═══ DATA SHOWN
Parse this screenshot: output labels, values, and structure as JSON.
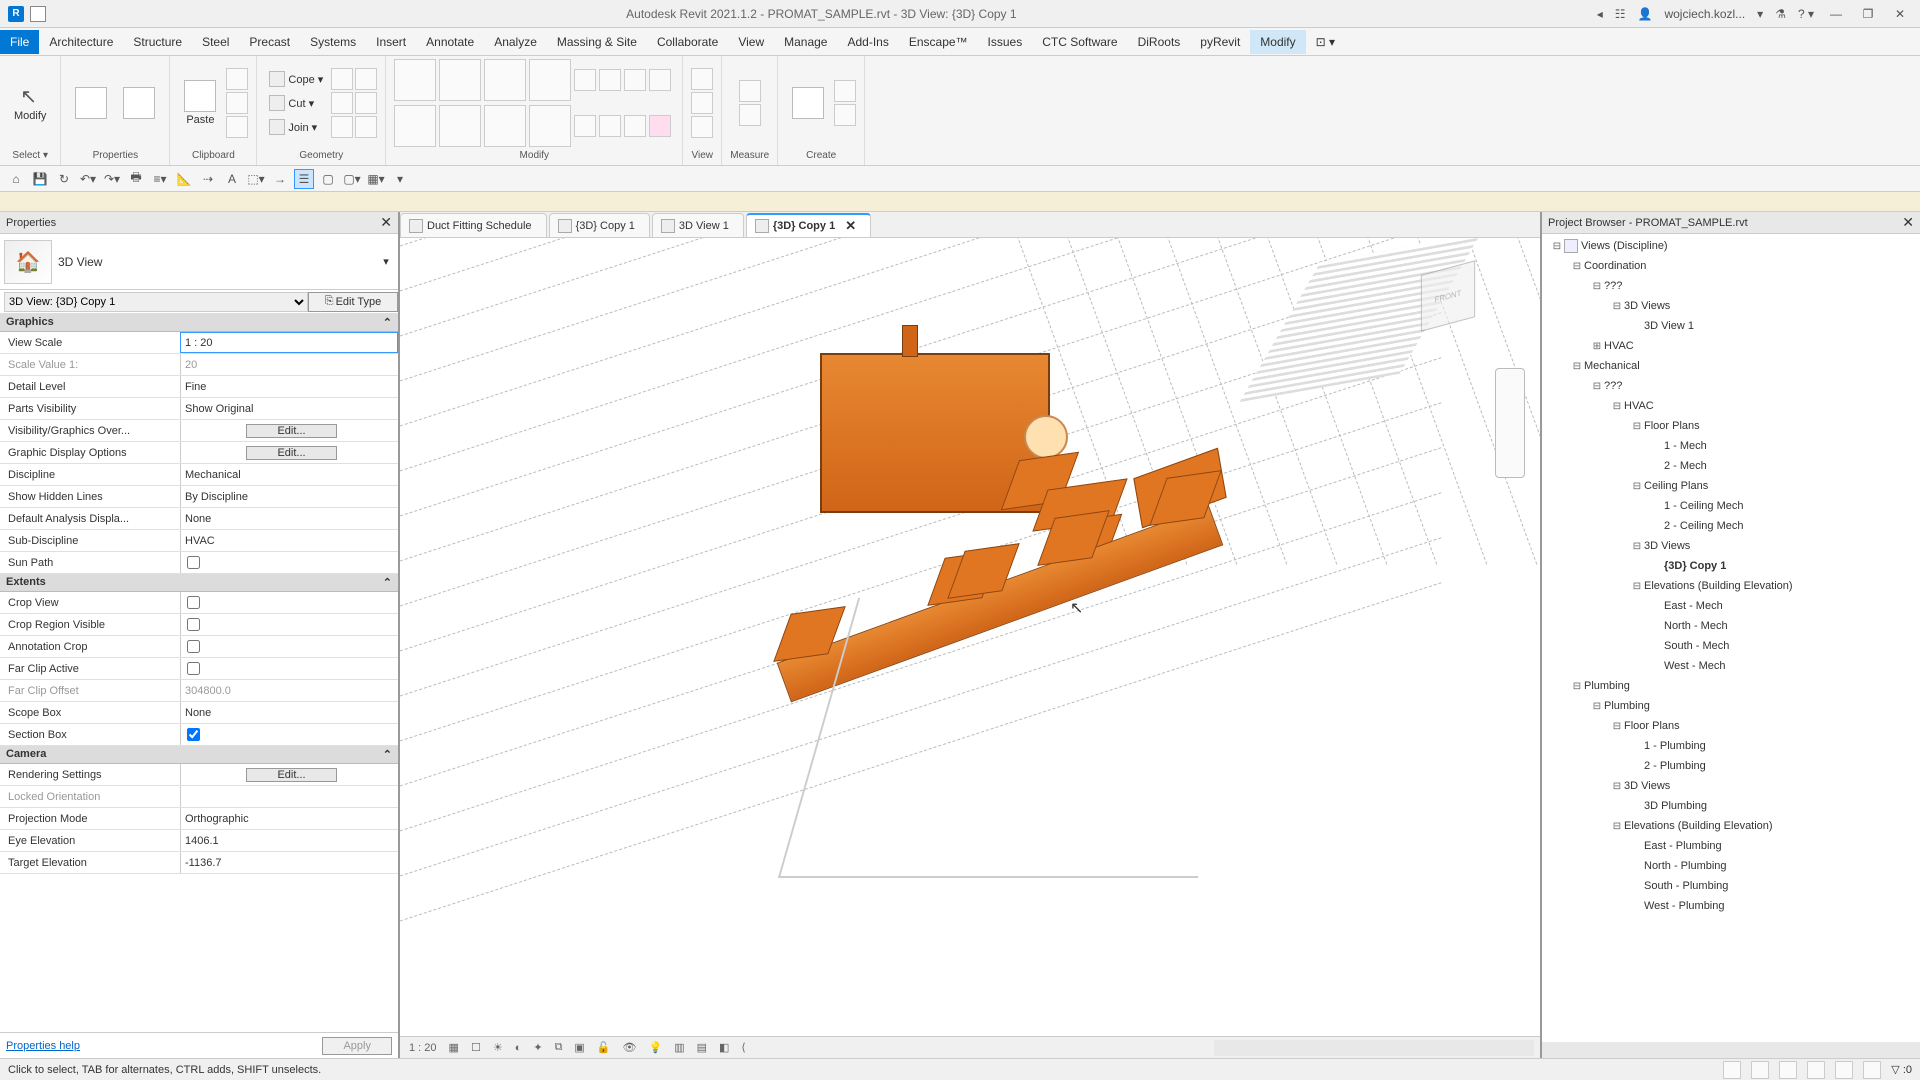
{
  "titlebar": {
    "title": "Autodesk Revit 2021.1.2 - PROMAT_SAMPLE.rvt - 3D View: {3D} Copy 1",
    "user": "wojciech.kozl..."
  },
  "menus": [
    "File",
    "Architecture",
    "Structure",
    "Steel",
    "Precast",
    "Systems",
    "Insert",
    "Annotate",
    "Analyze",
    "Massing & Site",
    "Collaborate",
    "View",
    "Manage",
    "Add-Ins",
    "Enscape™",
    "Issues",
    "CTC Software",
    "DiRoots",
    "pyRevit",
    "Modify"
  ],
  "ribbon": {
    "select": {
      "modify": "Modify",
      "label": "Select ▾"
    },
    "properties": {
      "btn": "Properties",
      "label": "Properties"
    },
    "clipboard": {
      "paste": "Paste",
      "label": "Clipboard"
    },
    "geometry": {
      "cope": "Cope ▾",
      "cut": "Cut ▾",
      "join": "Join ▾",
      "label": "Geometry"
    },
    "modify": {
      "label": "Modify"
    },
    "view": {
      "label": "View"
    },
    "measure": {
      "label": "Measure"
    },
    "create": {
      "label": "Create"
    }
  },
  "properties": {
    "title": "Properties",
    "type_name": "3D View",
    "instance_sel": "3D View: {3D} Copy 1",
    "edit_type": "Edit Type",
    "sections": {
      "graphics": "Graphics",
      "extents": "Extents",
      "camera": "Camera"
    },
    "rows": {
      "view_scale": {
        "l": "View Scale",
        "v": "1 : 20"
      },
      "scale_value": {
        "l": "Scale Value    1:",
        "v": "20"
      },
      "detail_level": {
        "l": "Detail Level",
        "v": "Fine"
      },
      "parts_vis": {
        "l": "Parts Visibility",
        "v": "Show Original"
      },
      "vg": {
        "l": "Visibility/Graphics Over...",
        "v": "Edit..."
      },
      "gdo": {
        "l": "Graphic Display Options",
        "v": "Edit..."
      },
      "discipline": {
        "l": "Discipline",
        "v": "Mechanical"
      },
      "hidden": {
        "l": "Show Hidden Lines",
        "v": "By Discipline"
      },
      "analysis": {
        "l": "Default Analysis Displa...",
        "v": "None"
      },
      "subdisc": {
        "l": "Sub-Discipline",
        "v": "HVAC"
      },
      "sunpath": {
        "l": "Sun Path",
        "v": false
      },
      "cropview": {
        "l": "Crop View",
        "v": false
      },
      "croprgn": {
        "l": "Crop Region Visible",
        "v": false
      },
      "anncrop": {
        "l": "Annotation Crop",
        "v": false
      },
      "farclip": {
        "l": "Far Clip Active",
        "v": false
      },
      "farclipoff": {
        "l": "Far Clip Offset",
        "v": "304800.0"
      },
      "scopebox": {
        "l": "Scope Box",
        "v": "None"
      },
      "sectionbox": {
        "l": "Section Box",
        "v": true
      },
      "render": {
        "l": "Rendering Settings",
        "v": "Edit..."
      },
      "lockorient": {
        "l": "Locked Orientation",
        "v": ""
      },
      "projmode": {
        "l": "Projection Mode",
        "v": "Orthographic"
      },
      "eyeelev": {
        "l": "Eye Elevation",
        "v": "1406.1"
      },
      "targetelev": {
        "l": "Target Elevation",
        "v": "-1136.7"
      }
    },
    "help": "Properties help",
    "apply": "Apply"
  },
  "tabs": [
    {
      "name": "Duct Fitting Schedule",
      "active": false
    },
    {
      "name": "{3D} Copy 1",
      "active": false
    },
    {
      "name": "3D View 1",
      "active": false
    },
    {
      "name": "{3D} Copy 1",
      "active": true
    }
  ],
  "viewbar": {
    "scale": "1 : 20"
  },
  "browser": {
    "title": "Project Browser - PROMAT_SAMPLE.rvt",
    "tree": [
      {
        "d": 0,
        "t": "−",
        "ic": 1,
        "l": "Views (Discipline)"
      },
      {
        "d": 1,
        "t": "−",
        "l": "Coordination"
      },
      {
        "d": 2,
        "t": "−",
        "l": "???"
      },
      {
        "d": 3,
        "t": "−",
        "l": "3D Views"
      },
      {
        "d": 4,
        "t": "",
        "l": "3D View 1"
      },
      {
        "d": 2,
        "t": "+",
        "l": "HVAC"
      },
      {
        "d": 1,
        "t": "−",
        "l": "Mechanical"
      },
      {
        "d": 2,
        "t": "−",
        "l": "???"
      },
      {
        "d": 3,
        "t": "−",
        "l": "HVAC"
      },
      {
        "d": 4,
        "t": "−",
        "l": "Floor Plans"
      },
      {
        "d": 5,
        "t": "",
        "l": "1 - Mech"
      },
      {
        "d": 5,
        "t": "",
        "l": "2 - Mech"
      },
      {
        "d": 4,
        "t": "−",
        "l": "Ceiling Plans"
      },
      {
        "d": 5,
        "t": "",
        "l": "1 - Ceiling Mech"
      },
      {
        "d": 5,
        "t": "",
        "l": "2 - Ceiling Mech"
      },
      {
        "d": 4,
        "t": "−",
        "l": "3D Views"
      },
      {
        "d": 5,
        "t": "",
        "l": "{3D} Copy 1",
        "b": 1
      },
      {
        "d": 4,
        "t": "−",
        "l": "Elevations (Building Elevation)"
      },
      {
        "d": 5,
        "t": "",
        "l": "East - Mech"
      },
      {
        "d": 5,
        "t": "",
        "l": "North - Mech"
      },
      {
        "d": 5,
        "t": "",
        "l": "South - Mech"
      },
      {
        "d": 5,
        "t": "",
        "l": "West - Mech"
      },
      {
        "d": 1,
        "t": "−",
        "l": "Plumbing"
      },
      {
        "d": 2,
        "t": "−",
        "l": "Plumbing"
      },
      {
        "d": 3,
        "t": "−",
        "l": "Floor Plans"
      },
      {
        "d": 4,
        "t": "",
        "l": "1 - Plumbing"
      },
      {
        "d": 4,
        "t": "",
        "l": "2 - Plumbing"
      },
      {
        "d": 3,
        "t": "−",
        "l": "3D Views"
      },
      {
        "d": 4,
        "t": "",
        "l": "3D Plumbing"
      },
      {
        "d": 3,
        "t": "−",
        "l": "Elevations (Building Elevation)"
      },
      {
        "d": 4,
        "t": "",
        "l": "East - Plumbing"
      },
      {
        "d": 4,
        "t": "",
        "l": "North - Plumbing"
      },
      {
        "d": 4,
        "t": "",
        "l": "South - Plumbing"
      },
      {
        "d": 4,
        "t": "",
        "l": "West - Plumbing"
      }
    ]
  },
  "status": {
    "hint": "Click to select, TAB for alternates, CTRL adds, SHIFT unselects.",
    "filter": "▽ :0"
  }
}
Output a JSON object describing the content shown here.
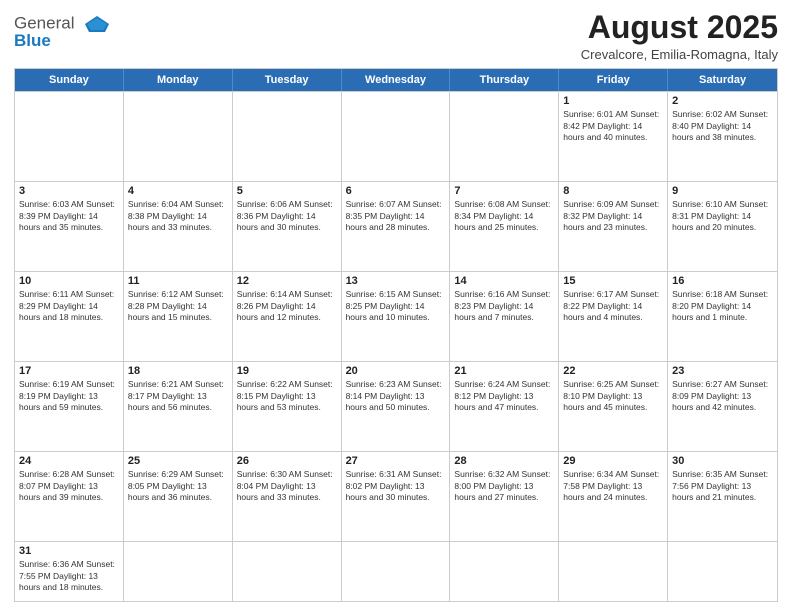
══════
- _TASK BRIEF_
Nothing in the entries should change as you copy them, except that the pictures are left out.

- _EXERCISE SOLUTION_
Parse this screenshot: output labels, values, and structure as JSON.
{
  "titlebar": {
    "title": "Autodesk Revit 2021.1.2 - PROMAT_SAMPLE.rvt - 3D View: {3D} Copy 1",
    "user": "wojciech.kozl..."
  },
  "menus": [
    "File",
    "Architecture",
    "Structure",
    "Steel",
    "Precast",
    "Systems",
    "Insert",
    "Annotate",
    "Analyze",
    "Massing & Site",
    "Collaborate",
    "View",
    "Manage",
    "Add-Ins",
    "Enscape™",
    "Issues",
    "CTC Software",
    "DiRoots",
    "pyRevit",
    "Modify"
  ],
  "ribbon": {
    "select": {
      "modify": "Modify",
      "label": "Select ▾"
    },
    "properties": {
      "btn": "Properties",
      "label": "Properties"
    },
    "clipboard": {
      "paste": "Paste",
      "label": "Clipboard"
    },
    "geometry": {
      "cope": "Cope ▾",
      "cut": "Cut ▾",
      "join": "Join ▾",
      "label": "Geometry"
    },
    "modify": {
      "label": "Modify"
    },
    "view": {
      "label": "View"
    },
    "measure": {
      "label": "Measure"
    },
    "create": {
      "label": "Create"
    }
  },
  "properties": {
    "title": "Properties",
    "type_name": "3D View",
    "instance_sel": "3D View: {3D} Copy 1",
    "edit_type": "Edit Type",
    "sections": {
      "graphics": "Graphics",
      "extents": "Extents",
      "camera": "Camera"
    },
    "rows": {
      "view_scale": {
        "l": "View Scale",
        "v": "1 : 20"
      },
      "scale_value": {
        "l": "Scale Value    1:",
        "v": "20"
      },
      "detail_level": {
        "l": "Detail Level",
        "v": "Fine"
      },
      "parts_vis": {
        "l": "Parts Visibility",
        "v": "Show Original"
      },
      "vg": {
        "l": "Visibility/Graphics Over...",
        "v": "Edit..."
      },
      "gdo": {
        "l": "Graphic Display Options",
        "v": "Edit..."
      },
      "discipline": {
        "l": "Discipline",
        "v": "Mechanical"
      },
      "hidden": {
        "l": "Show Hidden Lines",
        "v": "By Discipline"
      },
      "analysis": {
        "l": "Default Analysis Displa...",
        "v": "None"
      },
      "subdisc": {
        "l": "Sub-Discipline",
        "v": "HVAC"
      },
      "sunpath": {
        "l": "Sun Path",
        "v": false
      },
      "cropview": {
        "l": "Crop View",
        "v": false
      },
      "croprgn": {
        "l": "Crop Region Visible",
        "v": false
      },
      "anncrop": {
        "l": "Annotation Crop",
        "v": false
      },
      "farclip": {
        "l": "Far Clip Active",
        "v": false
      },
      "farclipoff": {
        "l": "Far Clip Offset",
        "v": "304800.0"
      },
      "scopebox": {
        "l": "Scope Box",
        "v": "None"
      },
      "sectionbox": {
        "l": "Section Box",
        "v": true
      },
      "render": {
        "l": "Rendering Settings",
        "v": "Edit..."
      },
      "lockorient": {
        "l": "Locked Orientation",
        "v": ""
      },
      "projmode": {
        "l": "Projection Mode",
        "v": "Orthographic"
      },
      "eyeelev": {
        "l": "Eye Elevation",
        "v": "1406.1"
      },
      "targetelev": {
        "l": "Target Elevation",
        "v": "-1136.7"
      }
    },
    "help": "Properties help",
    "apply": "Apply"
  },
  "tabs": [
    {
      "name": "Duct Fitting Schedule",
      "active": false
    },
    {
      "name": "{3D} Copy 1",
      "active": false
    },
    {
      "name": "3D View 1",
      "active": false
    },
    {
      "name": "{3D} Copy 1",
      "active": true
    }
  ],
  "viewbar": {
    "scale": "1 : 20"
  },
  "browser": {
    "title": "Project Browser - PROMAT_SAMPLE.rvt",
    "tree": [
      {
        "d": 0,
        "t": "−",
        "ic": 1,
        "l": "Views (Discipline)"
      },
      {
        "d": 1,
        "t": "−",
        "l": "Coordination"
      },
      {
        "d": 2,
        "t": "−",
        "l": "???"
      },
      {
        "d": 3,
        "t": "−",
        "l": "3D Views"
      },
      {
        "d": 4,
        "t": "",
        "l": "3D View 1"
      },
      {
        "d": 2,
        "t": "+",
        "l": "HVAC"
      },
      {
        "d": 1,
        "t": "−",
        "l": "Mechanical"
      },
      {
        "d": 2,
        "t": "−",
        "l": "???"
      },
      {
        "d": 3,
        "t": "−",
        "l": "HVAC"
      },
      {
        "d": 4,
        "t": "−",
        "l": "Floor Plans"
      },
      {
        "d": 5,
        "t": "",
        "l": "1 - Mech"
      },
      {
        "d": 5,
        "t": "",
        "l": "2 - Mech"
      },
      {
        "d": 4,
        "t": "−",
        "l": "Ceiling Plans"
      },
      {
        "d": 5,
        "t": "",
        "l": "1 - Ceiling Mech"
      },
      {
        "d": 5,
        "t": "",
        "l": "2 - Ceiling Mech"
      },
      {
        "d": 4,
        "t": "−",
        "l": "3D Views"
      },
      {
        "d": 5,
        "t": "",
        "l": "{3D} Copy 1",
        "b": 1
      },
      {
        "d": 4,
        "t": "−",
        "l": "Elevations (Building Elevation)"
      },
      {
        "d": 5,
        "t": "",
        "l": "East - Mech"
      },
      {
        "d": 5,
        "t": "",
        "l": "North - Mech"
      },
      {
        "d": 5,
        "t": "",
        "l": "South - Mech"
      },
      {
        "d": 5,
        "t": "",
        "l": "West - Mech"
      },
      {
        "d": 1,
        "t": "−",
        "l": "Plumbing"
      },
      {
        "d": 2,
        "t": "−",
        "l": "Plumbing"
      },
      {
        "d": 3,
        "t": "−",
        "l": "Floor Plans"
      },
      {
        "d": 4,
        "t": "",
        "l": "1 - Plumbing"
      },
      {
        "d": 4,
        "t": "",
        "l": "2 - Plumbing"
      },
      {
        "d": 3,
        "t": "−",
        "l": "3D Views"
      },
      {
        "d": 4,
        "t": "",
        "l": "3D Plumbing"
      },
      {
        "d": 3,
        "t": "−",
        "l": "Elevations (Building Elevation)"
      },
      {
        "d": 4,
        "t": "",
        "l": "East - Plumbing"
      },
      {
        "d": 4,
        "t": "",
        "l": "North - Plumbing"
      },
      {
        "d": 4,
        "t": "",
        "l": "South - Plumbing"
      },
      {
        "d": 4,
        "t": "",
        "l": "West - Plumbing"
      }
    ]
  },
  "status": {
    "hint": "Click to select, TAB for alternates, CTRL adds, SHIFT unselects.",
    "filter": "▽ :0"
  }
}
Output a JSON object describing the content shown here.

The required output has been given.